→ **SET TASK**:
Pull each line holding "CARIBBEAN" out of the entries below.

----------------------------------------

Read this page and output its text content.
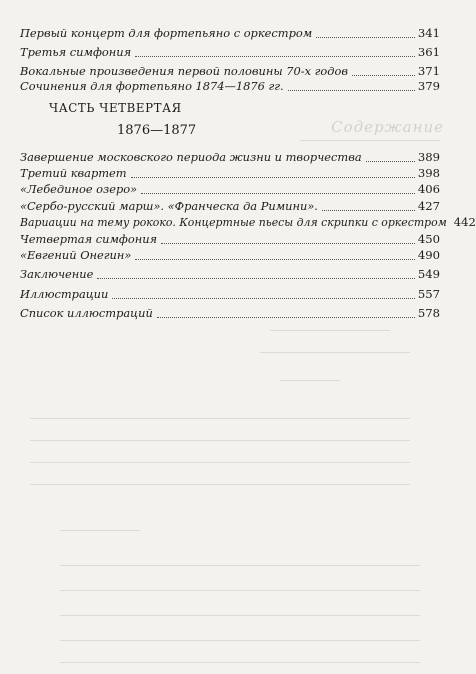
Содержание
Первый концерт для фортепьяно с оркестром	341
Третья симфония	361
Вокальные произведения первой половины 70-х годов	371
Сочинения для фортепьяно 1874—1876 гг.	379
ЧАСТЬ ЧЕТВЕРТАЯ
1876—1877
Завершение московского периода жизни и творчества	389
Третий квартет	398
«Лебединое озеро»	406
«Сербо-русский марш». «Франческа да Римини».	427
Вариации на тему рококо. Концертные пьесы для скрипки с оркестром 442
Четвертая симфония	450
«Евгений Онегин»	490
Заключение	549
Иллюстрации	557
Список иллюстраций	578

----------------------------------------

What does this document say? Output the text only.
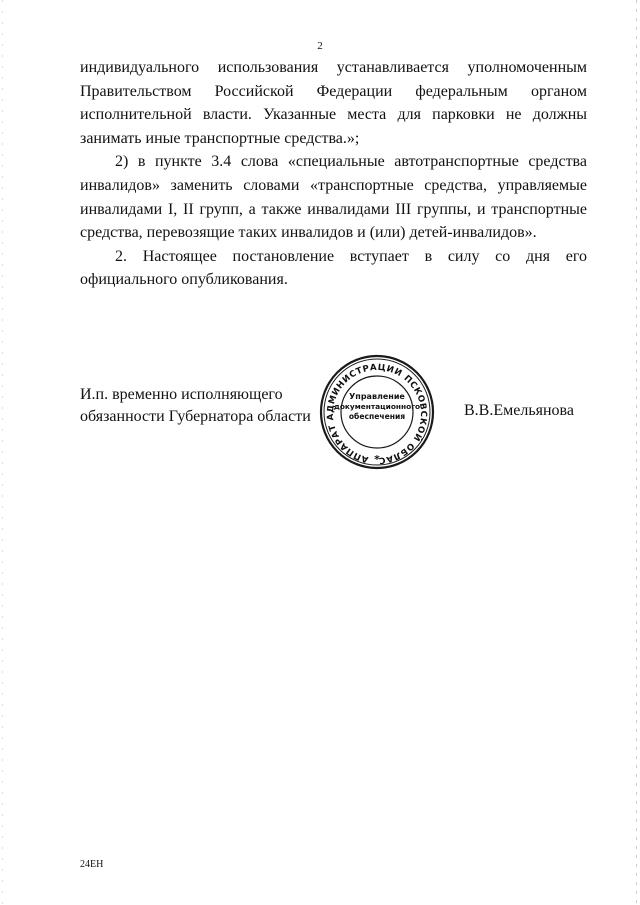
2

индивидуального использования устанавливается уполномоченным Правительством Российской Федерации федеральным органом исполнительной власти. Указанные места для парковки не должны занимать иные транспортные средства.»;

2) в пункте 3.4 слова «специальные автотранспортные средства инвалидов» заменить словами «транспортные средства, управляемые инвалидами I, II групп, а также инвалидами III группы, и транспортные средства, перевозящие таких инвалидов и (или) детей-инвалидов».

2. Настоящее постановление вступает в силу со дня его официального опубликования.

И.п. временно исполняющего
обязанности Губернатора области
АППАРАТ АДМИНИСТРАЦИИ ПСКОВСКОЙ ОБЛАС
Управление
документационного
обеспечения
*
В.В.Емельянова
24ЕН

----------------------------------------

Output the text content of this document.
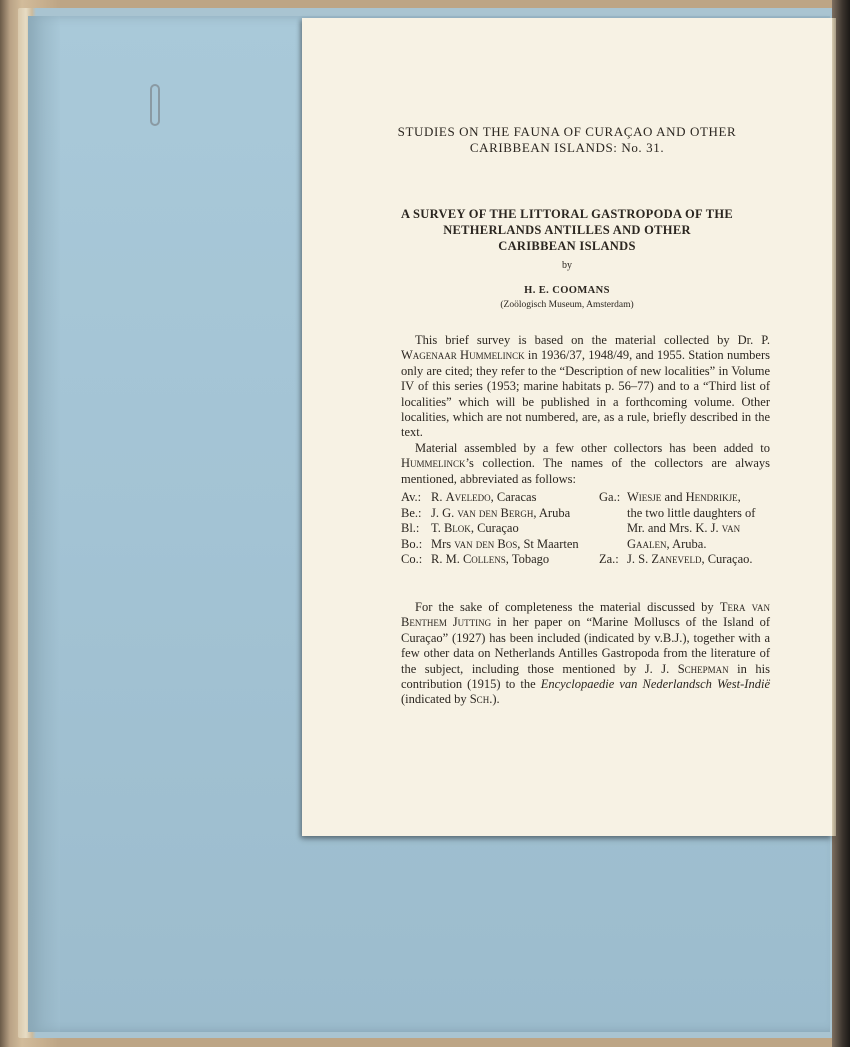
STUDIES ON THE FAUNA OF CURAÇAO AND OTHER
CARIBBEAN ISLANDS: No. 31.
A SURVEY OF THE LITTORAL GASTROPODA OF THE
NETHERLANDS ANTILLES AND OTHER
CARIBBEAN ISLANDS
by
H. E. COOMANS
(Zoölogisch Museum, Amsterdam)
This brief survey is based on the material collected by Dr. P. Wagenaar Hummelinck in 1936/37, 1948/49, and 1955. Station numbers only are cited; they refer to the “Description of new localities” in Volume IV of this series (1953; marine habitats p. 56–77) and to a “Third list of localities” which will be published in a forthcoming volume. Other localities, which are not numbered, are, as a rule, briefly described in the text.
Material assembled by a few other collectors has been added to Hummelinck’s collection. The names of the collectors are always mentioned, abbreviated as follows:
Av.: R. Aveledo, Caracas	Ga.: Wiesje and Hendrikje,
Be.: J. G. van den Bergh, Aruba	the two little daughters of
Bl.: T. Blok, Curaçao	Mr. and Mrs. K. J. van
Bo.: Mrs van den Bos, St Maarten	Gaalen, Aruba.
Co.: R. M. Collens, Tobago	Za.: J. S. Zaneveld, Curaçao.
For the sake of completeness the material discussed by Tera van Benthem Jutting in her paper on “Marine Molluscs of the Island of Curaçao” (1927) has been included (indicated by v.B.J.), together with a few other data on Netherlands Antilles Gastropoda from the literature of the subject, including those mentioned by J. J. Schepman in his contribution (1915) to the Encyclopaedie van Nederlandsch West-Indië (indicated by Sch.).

----------------------------------------

→ **EXPECTED OUTPUT**:
CARIBBEAN ISLANDS: No. 31.
CARIBBEAN ISLANDS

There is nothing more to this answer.